-- Dataset entries --
start

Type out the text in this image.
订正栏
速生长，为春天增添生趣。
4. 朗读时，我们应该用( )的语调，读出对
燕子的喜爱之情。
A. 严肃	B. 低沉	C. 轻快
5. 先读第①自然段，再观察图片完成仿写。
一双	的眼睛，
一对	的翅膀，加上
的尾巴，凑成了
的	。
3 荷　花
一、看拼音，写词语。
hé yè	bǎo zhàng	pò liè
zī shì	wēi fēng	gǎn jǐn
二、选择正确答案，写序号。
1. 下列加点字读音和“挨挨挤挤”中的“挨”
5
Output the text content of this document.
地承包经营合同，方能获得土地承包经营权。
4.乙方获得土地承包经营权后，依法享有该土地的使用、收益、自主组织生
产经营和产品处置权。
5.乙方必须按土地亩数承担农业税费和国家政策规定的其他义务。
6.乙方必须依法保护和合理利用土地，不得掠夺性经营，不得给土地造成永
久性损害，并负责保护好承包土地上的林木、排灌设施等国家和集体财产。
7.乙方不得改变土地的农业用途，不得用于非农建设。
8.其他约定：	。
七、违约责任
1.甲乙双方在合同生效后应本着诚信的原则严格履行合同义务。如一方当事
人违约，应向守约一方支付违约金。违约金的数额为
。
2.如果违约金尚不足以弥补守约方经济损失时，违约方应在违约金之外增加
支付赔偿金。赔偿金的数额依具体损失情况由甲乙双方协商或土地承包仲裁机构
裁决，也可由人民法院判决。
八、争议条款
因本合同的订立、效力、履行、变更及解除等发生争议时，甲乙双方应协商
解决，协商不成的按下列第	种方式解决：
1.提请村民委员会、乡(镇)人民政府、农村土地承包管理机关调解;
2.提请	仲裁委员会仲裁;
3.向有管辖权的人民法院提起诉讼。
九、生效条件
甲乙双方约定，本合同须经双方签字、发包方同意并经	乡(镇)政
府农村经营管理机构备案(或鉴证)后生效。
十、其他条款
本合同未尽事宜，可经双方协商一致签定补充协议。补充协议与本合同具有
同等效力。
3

end

Retype, exactly and only, the lines running from the one with "Output the text content of this document." through the final line of the listing above.

-- Exercise response --
Output the text content of this document.
地承包经营合同，方能获得土地承包经营权。
4.乙方获得土地承包经营权后，依法享有该土地的使用、收益、自主组织生
产经营和产品处置权。
5.乙方必须按土地亩数承担农业税费和国家政策规定的其他义务。
6.乙方必须依法保护和合理利用土地，不得掠夺性经营，不得给土地造成永
久性损害，并负责保护好承包土地上的林木、排灌设施等国家和集体财产。
7.乙方不得改变土地的农业用途，不得用于非农建设。
8.其他约定：	。
七、违约责任
1.甲乙双方在合同生效后应本着诚信的原则严格履行合同义务。如一方当事
人违约，应向守约一方支付违约金。违约金的数额为
。
2.如果违约金尚不足以弥补守约方经济损失时，违约方应在违约金之外增加
支付赔偿金。赔偿金的数额依具体损失情况由甲乙双方协商或土地承包仲裁机构
裁决，也可由人民法院判决。
八、争议条款
因本合同的订立、效力、履行、变更及解除等发生争议时，甲乙双方应协商
解决，协商不成的按下列第	种方式解决：
1.提请村民委员会、乡(镇)人民政府、农村土地承包管理机关调解;
2.提请	仲裁委员会仲裁;
3.向有管辖权的人民法院提起诉讼。
九、生效条件
甲乙双方约定，本合同须经双方签字、发包方同意并经	乡(镇)政
府农村经营管理机构备案(或鉴证)后生效。
十、其他条款
本合同未尽事宜，可经双方协商一致签定补充协议。补充协议与本合同具有
同等效力。
3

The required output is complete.